--- Data in this exercise ---
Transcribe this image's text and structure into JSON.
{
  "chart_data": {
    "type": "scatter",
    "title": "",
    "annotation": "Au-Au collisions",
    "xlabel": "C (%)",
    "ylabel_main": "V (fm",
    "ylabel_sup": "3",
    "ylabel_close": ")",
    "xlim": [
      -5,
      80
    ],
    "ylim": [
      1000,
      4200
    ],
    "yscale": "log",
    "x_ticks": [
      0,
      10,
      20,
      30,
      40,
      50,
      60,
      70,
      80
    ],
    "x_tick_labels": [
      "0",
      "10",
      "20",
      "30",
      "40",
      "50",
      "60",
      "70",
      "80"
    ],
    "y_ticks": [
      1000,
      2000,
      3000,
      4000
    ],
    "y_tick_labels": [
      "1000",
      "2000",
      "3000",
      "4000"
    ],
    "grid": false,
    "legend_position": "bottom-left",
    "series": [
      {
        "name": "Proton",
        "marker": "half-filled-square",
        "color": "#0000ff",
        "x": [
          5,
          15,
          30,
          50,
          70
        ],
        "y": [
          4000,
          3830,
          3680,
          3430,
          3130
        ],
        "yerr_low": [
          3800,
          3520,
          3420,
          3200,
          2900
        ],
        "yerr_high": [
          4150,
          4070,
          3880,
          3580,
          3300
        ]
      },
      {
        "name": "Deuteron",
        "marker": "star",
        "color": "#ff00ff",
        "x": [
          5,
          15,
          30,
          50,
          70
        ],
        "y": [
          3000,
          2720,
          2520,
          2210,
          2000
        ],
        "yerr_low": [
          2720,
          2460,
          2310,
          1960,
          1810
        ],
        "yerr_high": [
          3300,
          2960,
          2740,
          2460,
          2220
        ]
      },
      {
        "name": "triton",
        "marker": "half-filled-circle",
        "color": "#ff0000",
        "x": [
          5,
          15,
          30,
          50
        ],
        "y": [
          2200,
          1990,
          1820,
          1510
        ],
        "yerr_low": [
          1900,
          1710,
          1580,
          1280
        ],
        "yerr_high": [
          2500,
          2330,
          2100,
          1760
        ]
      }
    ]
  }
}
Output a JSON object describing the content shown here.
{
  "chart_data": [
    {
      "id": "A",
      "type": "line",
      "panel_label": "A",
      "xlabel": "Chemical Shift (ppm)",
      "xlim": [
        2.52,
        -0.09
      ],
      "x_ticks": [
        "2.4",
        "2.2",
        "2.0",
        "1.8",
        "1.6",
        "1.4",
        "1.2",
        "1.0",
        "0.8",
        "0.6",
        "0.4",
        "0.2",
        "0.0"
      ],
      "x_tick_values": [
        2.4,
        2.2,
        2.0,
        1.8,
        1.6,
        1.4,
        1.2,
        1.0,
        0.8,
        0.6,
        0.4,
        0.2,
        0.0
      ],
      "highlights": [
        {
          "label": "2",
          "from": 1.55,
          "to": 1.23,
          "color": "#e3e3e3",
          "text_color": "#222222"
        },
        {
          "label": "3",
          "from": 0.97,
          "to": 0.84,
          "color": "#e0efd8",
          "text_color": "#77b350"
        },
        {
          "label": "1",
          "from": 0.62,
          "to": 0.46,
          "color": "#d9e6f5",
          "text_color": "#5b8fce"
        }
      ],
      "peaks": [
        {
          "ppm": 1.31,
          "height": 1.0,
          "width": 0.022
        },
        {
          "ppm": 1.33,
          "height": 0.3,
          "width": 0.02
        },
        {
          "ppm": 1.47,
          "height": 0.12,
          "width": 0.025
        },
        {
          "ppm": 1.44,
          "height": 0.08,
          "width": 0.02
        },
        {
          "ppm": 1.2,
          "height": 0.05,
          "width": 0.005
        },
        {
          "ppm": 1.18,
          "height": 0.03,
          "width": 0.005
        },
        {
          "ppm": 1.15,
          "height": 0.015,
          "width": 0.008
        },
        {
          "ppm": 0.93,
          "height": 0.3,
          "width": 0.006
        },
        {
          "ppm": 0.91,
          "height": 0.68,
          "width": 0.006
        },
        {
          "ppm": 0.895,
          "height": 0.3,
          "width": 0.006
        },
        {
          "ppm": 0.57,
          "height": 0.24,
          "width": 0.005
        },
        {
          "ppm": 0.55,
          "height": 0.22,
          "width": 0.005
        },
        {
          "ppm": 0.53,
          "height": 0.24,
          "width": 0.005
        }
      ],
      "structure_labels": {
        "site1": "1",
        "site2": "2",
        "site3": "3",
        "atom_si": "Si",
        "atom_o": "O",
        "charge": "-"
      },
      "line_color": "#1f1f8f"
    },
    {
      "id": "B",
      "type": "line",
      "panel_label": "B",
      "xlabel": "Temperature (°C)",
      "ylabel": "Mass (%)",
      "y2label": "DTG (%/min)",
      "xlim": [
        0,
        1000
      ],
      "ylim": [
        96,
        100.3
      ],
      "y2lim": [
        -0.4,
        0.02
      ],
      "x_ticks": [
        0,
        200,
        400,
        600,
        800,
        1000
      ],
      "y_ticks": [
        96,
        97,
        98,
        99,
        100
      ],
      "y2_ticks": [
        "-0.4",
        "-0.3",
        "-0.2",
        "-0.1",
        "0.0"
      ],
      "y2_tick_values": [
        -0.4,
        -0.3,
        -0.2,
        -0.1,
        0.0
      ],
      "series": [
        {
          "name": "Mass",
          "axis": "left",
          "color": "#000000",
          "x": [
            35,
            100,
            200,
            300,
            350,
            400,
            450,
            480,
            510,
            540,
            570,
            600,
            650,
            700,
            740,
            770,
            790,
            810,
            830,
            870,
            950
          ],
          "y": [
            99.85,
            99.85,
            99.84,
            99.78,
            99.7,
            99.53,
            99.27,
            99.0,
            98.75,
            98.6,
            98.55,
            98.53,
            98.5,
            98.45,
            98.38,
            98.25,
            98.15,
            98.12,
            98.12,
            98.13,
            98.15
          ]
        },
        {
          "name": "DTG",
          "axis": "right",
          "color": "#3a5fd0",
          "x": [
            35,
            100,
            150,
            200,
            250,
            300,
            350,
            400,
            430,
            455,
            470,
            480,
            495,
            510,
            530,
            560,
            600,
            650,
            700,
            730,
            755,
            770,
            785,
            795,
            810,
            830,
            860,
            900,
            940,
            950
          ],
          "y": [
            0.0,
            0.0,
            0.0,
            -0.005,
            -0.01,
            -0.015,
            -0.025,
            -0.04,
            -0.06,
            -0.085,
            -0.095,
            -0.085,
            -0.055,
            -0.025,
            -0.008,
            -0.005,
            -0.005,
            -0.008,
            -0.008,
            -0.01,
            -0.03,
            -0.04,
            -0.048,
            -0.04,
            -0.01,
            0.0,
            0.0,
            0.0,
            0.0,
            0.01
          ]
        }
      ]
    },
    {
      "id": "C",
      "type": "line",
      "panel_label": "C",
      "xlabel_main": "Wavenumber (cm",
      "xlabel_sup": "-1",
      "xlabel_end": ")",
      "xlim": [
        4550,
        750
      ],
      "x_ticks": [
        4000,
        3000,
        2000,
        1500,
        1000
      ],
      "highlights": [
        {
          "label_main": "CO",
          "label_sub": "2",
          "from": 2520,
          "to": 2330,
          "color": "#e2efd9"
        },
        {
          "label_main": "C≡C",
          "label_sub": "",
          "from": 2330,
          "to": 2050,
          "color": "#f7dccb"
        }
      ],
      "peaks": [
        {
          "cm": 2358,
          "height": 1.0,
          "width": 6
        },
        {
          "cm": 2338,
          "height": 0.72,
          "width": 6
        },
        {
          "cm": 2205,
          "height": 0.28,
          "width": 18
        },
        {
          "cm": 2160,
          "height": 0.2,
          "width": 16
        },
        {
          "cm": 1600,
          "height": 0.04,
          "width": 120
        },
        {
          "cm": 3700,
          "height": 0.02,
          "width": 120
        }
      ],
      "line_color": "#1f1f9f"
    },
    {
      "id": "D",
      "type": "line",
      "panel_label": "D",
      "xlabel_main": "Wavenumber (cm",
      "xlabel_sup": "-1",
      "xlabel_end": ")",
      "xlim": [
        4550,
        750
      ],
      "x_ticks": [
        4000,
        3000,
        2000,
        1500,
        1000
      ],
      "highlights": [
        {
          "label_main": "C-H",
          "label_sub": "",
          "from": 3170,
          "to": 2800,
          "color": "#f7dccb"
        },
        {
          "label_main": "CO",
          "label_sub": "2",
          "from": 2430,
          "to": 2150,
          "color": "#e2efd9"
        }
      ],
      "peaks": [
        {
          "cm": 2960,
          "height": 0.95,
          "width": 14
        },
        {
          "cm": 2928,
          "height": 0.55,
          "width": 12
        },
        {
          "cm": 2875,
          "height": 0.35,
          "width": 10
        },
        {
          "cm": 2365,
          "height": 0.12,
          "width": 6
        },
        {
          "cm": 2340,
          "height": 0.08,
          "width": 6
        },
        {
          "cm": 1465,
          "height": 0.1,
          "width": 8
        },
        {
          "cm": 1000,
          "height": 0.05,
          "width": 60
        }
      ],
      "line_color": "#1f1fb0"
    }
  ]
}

--- Do this ---
What is the number of lines that contain "from"? Reply with that number alone.

--- Problem solution ---
7